PROBLEM DETAILS – Report all lines from the entries below in which "COMPLETING" appears.

:::

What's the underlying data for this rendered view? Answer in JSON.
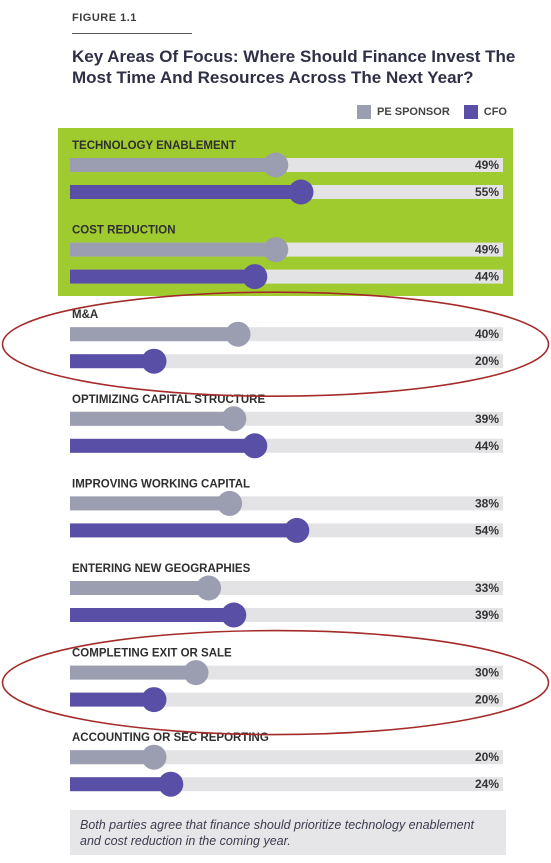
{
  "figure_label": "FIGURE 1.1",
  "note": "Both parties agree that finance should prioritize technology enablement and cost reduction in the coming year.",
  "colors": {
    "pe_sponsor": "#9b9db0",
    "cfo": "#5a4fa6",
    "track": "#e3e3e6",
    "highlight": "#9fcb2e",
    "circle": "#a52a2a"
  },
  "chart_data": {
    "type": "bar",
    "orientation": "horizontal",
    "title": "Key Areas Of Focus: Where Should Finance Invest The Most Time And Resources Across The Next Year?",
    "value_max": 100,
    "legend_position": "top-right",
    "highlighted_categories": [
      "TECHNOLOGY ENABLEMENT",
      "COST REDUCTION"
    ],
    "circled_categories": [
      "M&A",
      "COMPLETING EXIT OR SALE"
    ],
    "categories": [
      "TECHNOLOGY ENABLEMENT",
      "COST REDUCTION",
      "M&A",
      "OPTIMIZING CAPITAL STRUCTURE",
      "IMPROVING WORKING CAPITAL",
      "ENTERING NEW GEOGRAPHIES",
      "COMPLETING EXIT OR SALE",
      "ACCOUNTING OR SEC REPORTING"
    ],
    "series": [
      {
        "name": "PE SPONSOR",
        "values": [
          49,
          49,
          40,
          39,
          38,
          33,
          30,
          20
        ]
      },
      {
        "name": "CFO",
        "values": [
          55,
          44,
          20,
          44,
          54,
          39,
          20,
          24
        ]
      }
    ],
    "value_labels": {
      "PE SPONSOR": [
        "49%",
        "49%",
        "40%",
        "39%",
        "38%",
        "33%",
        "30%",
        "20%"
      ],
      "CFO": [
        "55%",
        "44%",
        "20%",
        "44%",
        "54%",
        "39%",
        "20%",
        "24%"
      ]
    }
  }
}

:::

CORRECT OUTPUT –
      "COMPLETING EXIT OR SALE"
      "COMPLETING EXIT OR SALE",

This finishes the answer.